-- Start of Records supplied --

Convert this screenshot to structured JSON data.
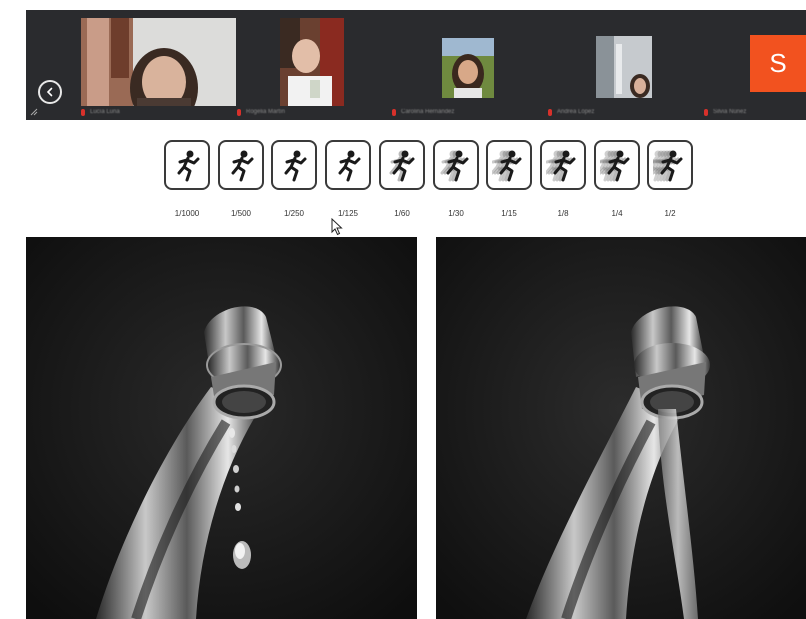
{
  "strip": {
    "participants": [
      {
        "name": "Lucía Luna"
      },
      {
        "name": "Rogelia Martín"
      },
      {
        "name": "Carolina Hernández"
      },
      {
        "name": "Andrea López"
      },
      {
        "name": "Silvia Núñez"
      }
    ],
    "avatar_letter": "S",
    "colors": {
      "strip_bg": "#2a2b2e",
      "avatar_bg": "#f2521f",
      "mic": "#d8312b"
    }
  },
  "shutter_speeds": [
    {
      "label": "1/1000",
      "blur": 0
    },
    {
      "label": "1/500",
      "blur": 0
    },
    {
      "label": "1/250",
      "blur": 0
    },
    {
      "label": "1/125",
      "blur": 0
    },
    {
      "label": "1/60",
      "blur": 1
    },
    {
      "label": "1/30",
      "blur": 2
    },
    {
      "label": "1/15",
      "blur": 3
    },
    {
      "label": "1/8",
      "blur": 3
    },
    {
      "label": "1/4",
      "blur": 4
    },
    {
      "label": "1/2",
      "blur": 5
    }
  ],
  "photos": {
    "left": {
      "icon": "dripping-faucet"
    },
    "right": {
      "icon": "running-faucet"
    }
  }
}
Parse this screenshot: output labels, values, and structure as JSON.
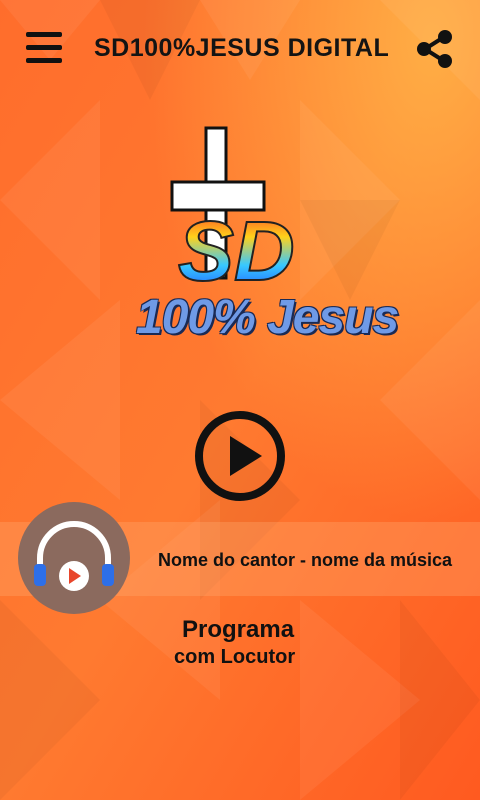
{
  "app": {
    "title": "SD100%JESUS DIGITAL",
    "menu_icon": "hamburger-menu-icon",
    "share_icon": "share-icon"
  },
  "logo": {
    "letters": "SD",
    "text": "100% Jesus"
  },
  "player": {
    "play_icon": "play-icon",
    "track_info": "Nome do cantor - nome da música",
    "artwork_icon": "headphones-play-icon"
  },
  "program": {
    "line1": "Programa",
    "line2": "com Locutor"
  },
  "colors": {
    "background_primary": "#ff6a2a",
    "background_highlight": "#ffb347",
    "foreground": "#111111",
    "logo_blue": "#6f9ae6"
  }
}
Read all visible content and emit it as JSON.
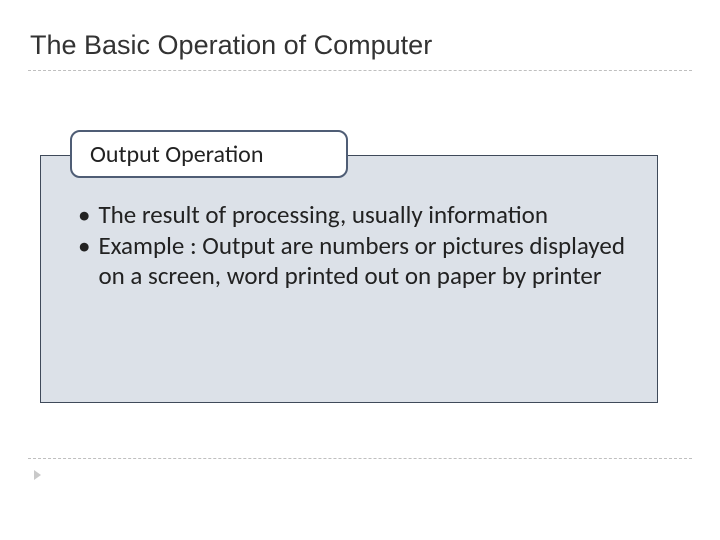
{
  "title": "The Basic Operation of Computer",
  "box": {
    "heading": "Output Operation",
    "bullets": [
      "The result of processing, usually information",
      "Example : Output are numbers or pictures displayed on a screen,  word printed out on paper by printer"
    ]
  }
}
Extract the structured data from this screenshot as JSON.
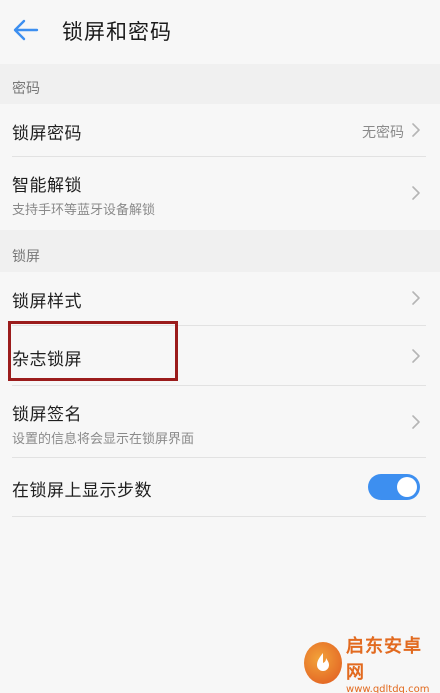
{
  "header": {
    "title": "锁屏和密码",
    "back_icon": "arrow-left-icon"
  },
  "colors": {
    "accent": "#3d8ff0",
    "highlight_box": "#9b1c1c",
    "watermark": "#e26a1f"
  },
  "sections": {
    "password": {
      "label": "密码",
      "lock_password": {
        "label": "锁屏密码",
        "value": "无密码"
      },
      "smart_unlock": {
        "label": "智能解锁",
        "subtitle": "支持手环等蓝牙设备解锁"
      }
    },
    "lockscreen": {
      "label": "锁屏",
      "style": {
        "label": "锁屏样式"
      },
      "magazine": {
        "label": "杂志锁屏"
      },
      "signature": {
        "label": "锁屏签名",
        "subtitle": "设置的信息将会显示在锁屏界面"
      },
      "steps": {
        "label": "在锁屏上显示步数",
        "enabled": true
      }
    }
  },
  "watermark": {
    "title": "启东安卓网",
    "url": "www.qdltdq.com"
  }
}
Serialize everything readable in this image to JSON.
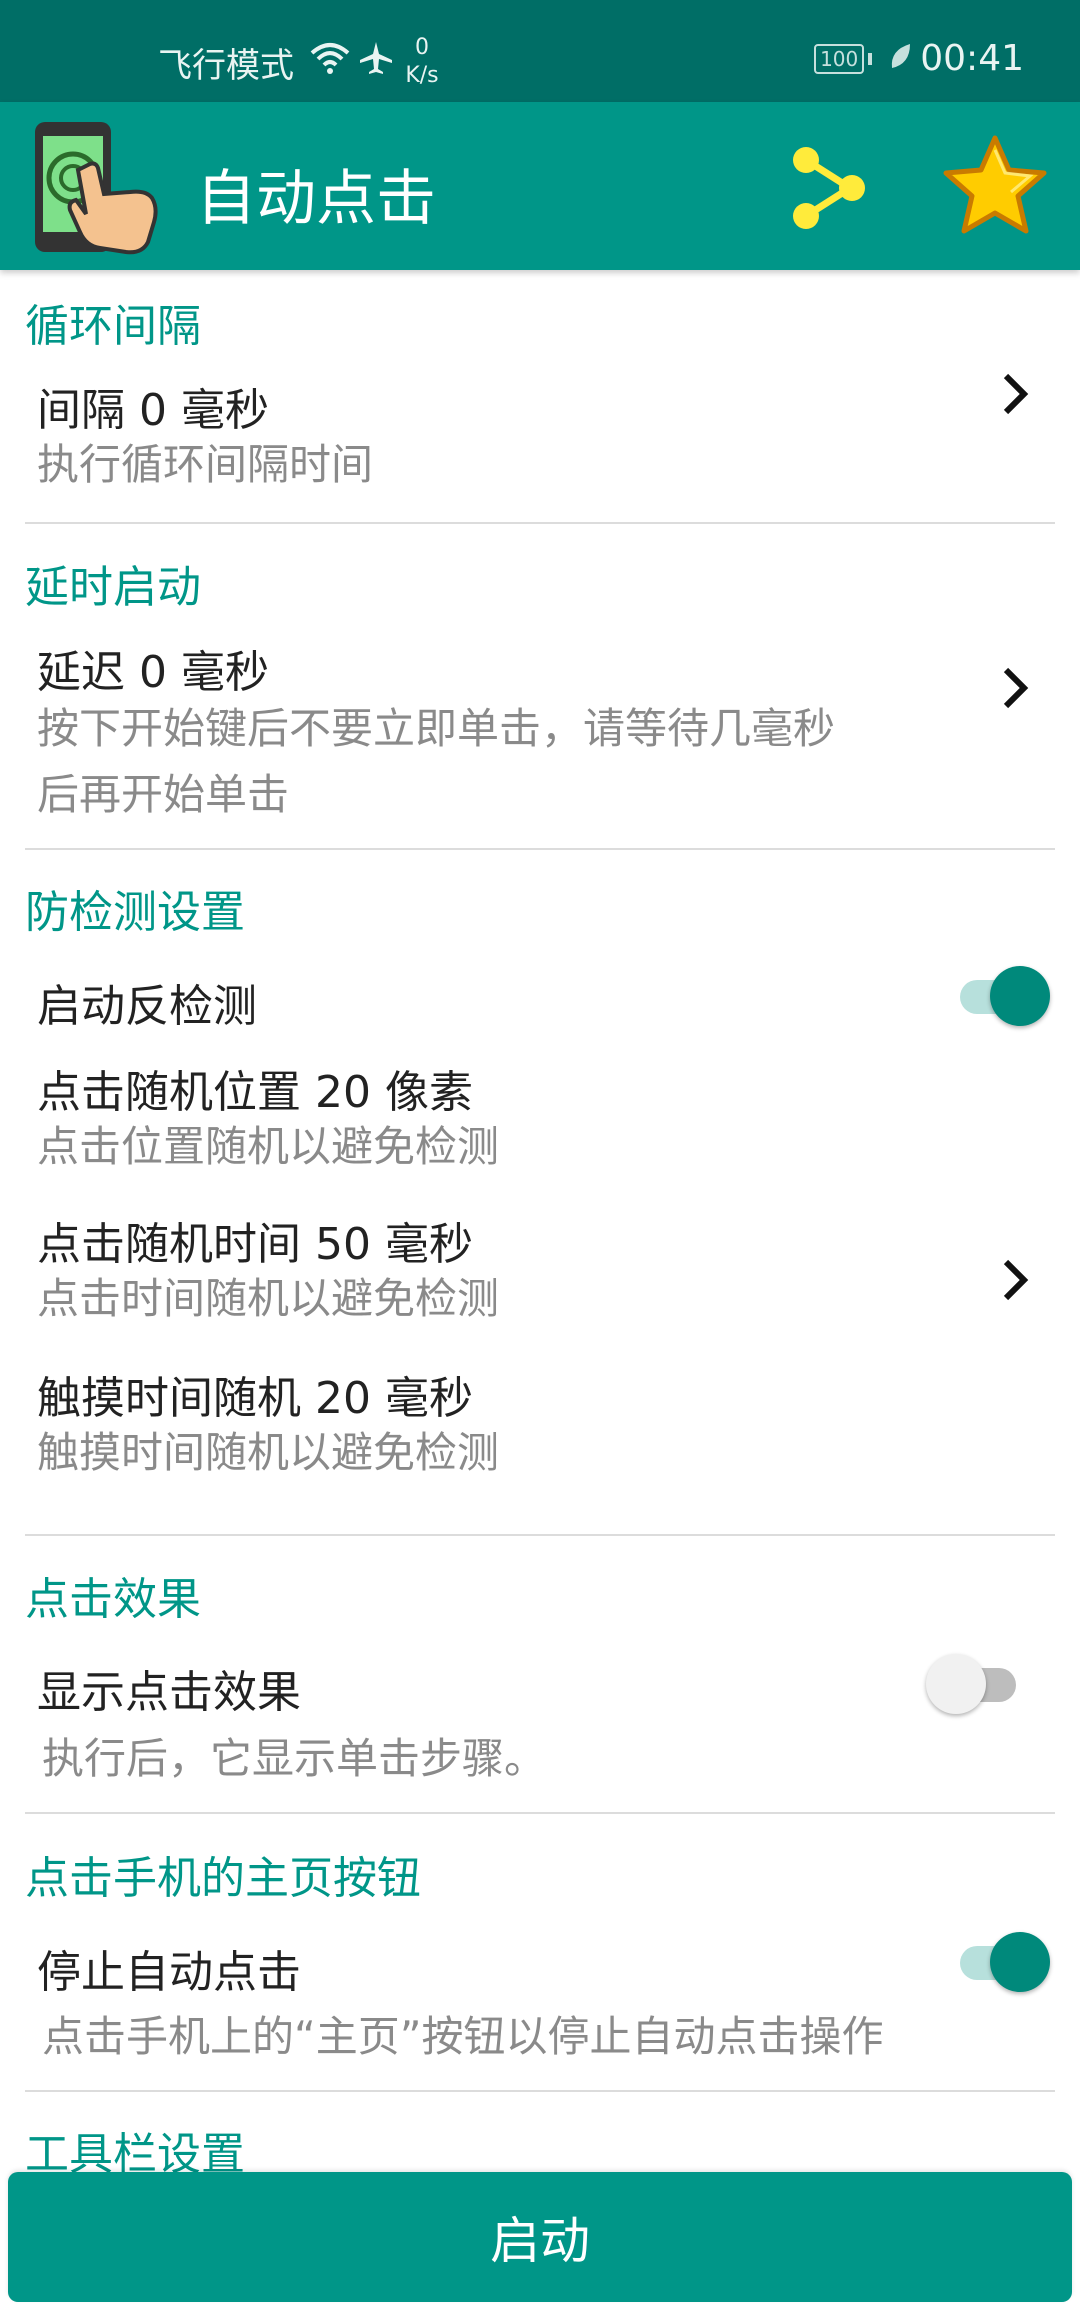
{
  "status_bar": {
    "mode": "飞行模式",
    "net_speed_value": "0",
    "net_speed_unit": "K/s",
    "battery": "100",
    "time": "00:41",
    "icons": [
      "wifi-icon",
      "airplane-icon",
      "battery-icon",
      "leaf-icon"
    ]
  },
  "app_bar": {
    "title": "自动点击",
    "icons": [
      "app-logo-icon",
      "share-icon",
      "star-icon"
    ]
  },
  "sections": {
    "interval": {
      "title": "循环间隔",
      "item_title": "间隔 0 毫秒",
      "item_sub": "执行循环间隔时间"
    },
    "delay": {
      "title": "延时启动",
      "item_title": "延迟 0 毫秒",
      "item_sub_line1": "按下开始键后不要立即单击，请等待几毫秒",
      "item_sub_line2": "后再开始单击"
    },
    "anti_detect": {
      "title": "防检测设置",
      "toggle_label": "启动反检测",
      "toggle_on": true,
      "pos_title": "点击随机位置 20 像素",
      "pos_sub": "点击位置随机以避免检测",
      "time_title": "点击随机时间 50 毫秒",
      "time_sub": "点击时间随机以避免检测",
      "touch_title": "触摸时间随机 20 毫秒",
      "touch_sub": "触摸时间随机以避免检测"
    },
    "effect": {
      "title": "点击效果",
      "toggle_label": "显示点击效果",
      "toggle_on": false,
      "sub": "执行后，它显示单击步骤。"
    },
    "home": {
      "title": "点击手机的主页按钮",
      "toggle_label": "停止自动点击",
      "toggle_on": true,
      "sub": "点击手机上的“主页”按钮以停止自动点击操作"
    },
    "toolbar": {
      "title": "工具栏设置"
    }
  },
  "bottom": {
    "start_label": "启动"
  },
  "colors": {
    "status_bar": "#006e66",
    "primary": "#009688",
    "accent_text": "#009688",
    "switch_on": "#00897b"
  }
}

-- End of Records supplied --

Objective:
Return each full line of the entries that contains the word "data".

Solution to the exercise:
Convert this screenshot to structured JSON data.
Extract the structured data from this screenshot as JSON.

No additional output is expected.